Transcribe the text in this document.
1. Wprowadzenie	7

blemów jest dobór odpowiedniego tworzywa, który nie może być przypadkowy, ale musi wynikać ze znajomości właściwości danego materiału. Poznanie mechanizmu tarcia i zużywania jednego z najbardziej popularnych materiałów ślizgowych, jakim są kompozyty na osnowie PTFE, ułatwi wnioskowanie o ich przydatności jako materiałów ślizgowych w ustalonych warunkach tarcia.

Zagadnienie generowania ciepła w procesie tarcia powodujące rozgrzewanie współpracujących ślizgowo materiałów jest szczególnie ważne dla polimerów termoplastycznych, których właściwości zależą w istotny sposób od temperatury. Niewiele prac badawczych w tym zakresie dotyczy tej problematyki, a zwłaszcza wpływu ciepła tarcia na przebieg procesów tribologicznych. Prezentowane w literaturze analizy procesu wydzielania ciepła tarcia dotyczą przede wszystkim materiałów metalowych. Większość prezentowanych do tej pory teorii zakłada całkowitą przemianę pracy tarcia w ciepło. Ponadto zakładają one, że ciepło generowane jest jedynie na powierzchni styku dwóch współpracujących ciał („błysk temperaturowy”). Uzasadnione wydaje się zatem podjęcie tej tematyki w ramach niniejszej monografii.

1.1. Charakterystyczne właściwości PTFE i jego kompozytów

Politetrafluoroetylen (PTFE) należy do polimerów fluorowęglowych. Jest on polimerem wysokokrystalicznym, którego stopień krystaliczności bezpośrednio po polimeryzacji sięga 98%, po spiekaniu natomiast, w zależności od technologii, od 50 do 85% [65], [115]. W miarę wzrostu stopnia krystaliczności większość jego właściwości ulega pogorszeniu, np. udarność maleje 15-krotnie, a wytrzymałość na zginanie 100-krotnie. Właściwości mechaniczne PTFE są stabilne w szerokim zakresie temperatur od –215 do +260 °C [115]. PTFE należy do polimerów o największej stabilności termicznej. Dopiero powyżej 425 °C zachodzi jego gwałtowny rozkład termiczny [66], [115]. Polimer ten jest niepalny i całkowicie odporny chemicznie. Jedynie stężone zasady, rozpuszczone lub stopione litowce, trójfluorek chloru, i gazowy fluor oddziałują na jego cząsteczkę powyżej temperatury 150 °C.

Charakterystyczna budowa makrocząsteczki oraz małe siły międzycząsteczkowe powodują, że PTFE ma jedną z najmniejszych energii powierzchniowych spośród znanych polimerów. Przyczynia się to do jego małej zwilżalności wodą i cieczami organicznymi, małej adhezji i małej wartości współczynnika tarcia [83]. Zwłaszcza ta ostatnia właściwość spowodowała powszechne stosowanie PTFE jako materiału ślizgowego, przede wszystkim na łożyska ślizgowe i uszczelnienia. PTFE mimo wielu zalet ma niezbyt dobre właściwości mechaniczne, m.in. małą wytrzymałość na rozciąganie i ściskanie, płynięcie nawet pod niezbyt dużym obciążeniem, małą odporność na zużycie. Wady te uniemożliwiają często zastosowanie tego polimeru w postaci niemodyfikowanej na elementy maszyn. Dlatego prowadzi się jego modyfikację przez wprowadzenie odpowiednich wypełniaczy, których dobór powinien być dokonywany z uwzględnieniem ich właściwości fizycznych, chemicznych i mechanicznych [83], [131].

> **Exercise task**
Your task is to reproduce the whole listing exactly.

> **Written response**
Transcribe the text in this document.
1. Wprowadzenie	7

blemów jest dobór odpowiedniego tworzywa, który nie może być przypadkowy, ale musi wynikać ze znajomości właściwości danego materiału. Poznanie mechanizmu tarcia i zużywania jednego z najbardziej popularnych materiałów ślizgowych, jakim są kompozyty na osnowie PTFE, ułatwi wnioskowanie o ich przydatności jako materiałów ślizgowych w ustalonych warunkach tarcia.

Zagadnienie generowania ciepła w procesie tarcia powodujące rozgrzewanie współpracujących ślizgowo materiałów jest szczególnie ważne dla polimerów termoplastycznych, których właściwości zależą w istotny sposób od temperatury. Niewiele prac badawczych w tym zakresie dotyczy tej problematyki, a zwłaszcza wpływu ciepła tarcia na przebieg procesów tribologicznych. Prezentowane w literaturze analizy procesu wydzielania ciepła tarcia dotyczą przede wszystkim materiałów metalowych. Większość prezentowanych do tej pory teorii zakłada całkowitą przemianę pracy tarcia w ciepło. Ponadto zakładają one, że ciepło generowane jest jedynie na powierzchni styku dwóch współpracujących ciał („błysk temperaturowy”). Uzasadnione wydaje się zatem podjęcie tej tematyki w ramach niniejszej monografii.

1.1. Charakterystyczne właściwości PTFE i jego kompozytów

Politetrafluoroetylen (PTFE) należy do polimerów fluorowęglowych. Jest on polimerem wysokokrystalicznym, którego stopień krystaliczności bezpośrednio po polimeryzacji sięga 98%, po spiekaniu natomiast, w zależności od technologii, od 50 do 85% [65], [115]. W miarę wzrostu stopnia krystaliczności większość jego właściwości ulega pogorszeniu, np. udarność maleje 15-krotnie, a wytrzymałość na zginanie 100-krotnie. Właściwości mechaniczne PTFE są stabilne w szerokim zakresie temperatur od –215 do +260 °C [115]. PTFE należy do polimerów o największej stabilności termicznej. Dopiero powyżej 425 °C zachodzi jego gwałtowny rozkład termiczny [66], [115]. Polimer ten jest niepalny i całkowicie odporny chemicznie. Jedynie stężone zasady, rozpuszczone lub stopione litowce, trójfluorek chloru, i gazowy fluor oddziałują na jego cząsteczkę powyżej temperatury 150 °C.

Charakterystyczna budowa makrocząsteczki oraz małe siły międzycząsteczkowe powodują, że PTFE ma jedną z najmniejszych energii powierzchniowych spośród znanych polimerów. Przyczynia się to do jego małej zwilżalności wodą i cieczami organicznymi, małej adhezji i małej wartości współczynnika tarcia [83]. Zwłaszcza ta ostatnia właściwość spowodowała powszechne stosowanie PTFE jako materiału ślizgowego, przede wszystkim na łożyska ślizgowe i uszczelnienia. PTFE mimo wielu zalet ma niezbyt dobre właściwości mechaniczne, m.in. małą wytrzymałość na rozciąganie i ściskanie, płynięcie nawet pod niezbyt dużym obciążeniem, małą odporność na zużycie. Wady te uniemożliwiają często zastosowanie tego polimeru w postaci niemodyfikowanej na elementy maszyn. Dlatego prowadzi się jego modyfikację przez wprowadzenie odpowiednich wypełniaczy, których dobór powinien być dokonywany z uwzględnieniem ich właściwości fizycznych, chemicznych i mechanicznych [83], [131].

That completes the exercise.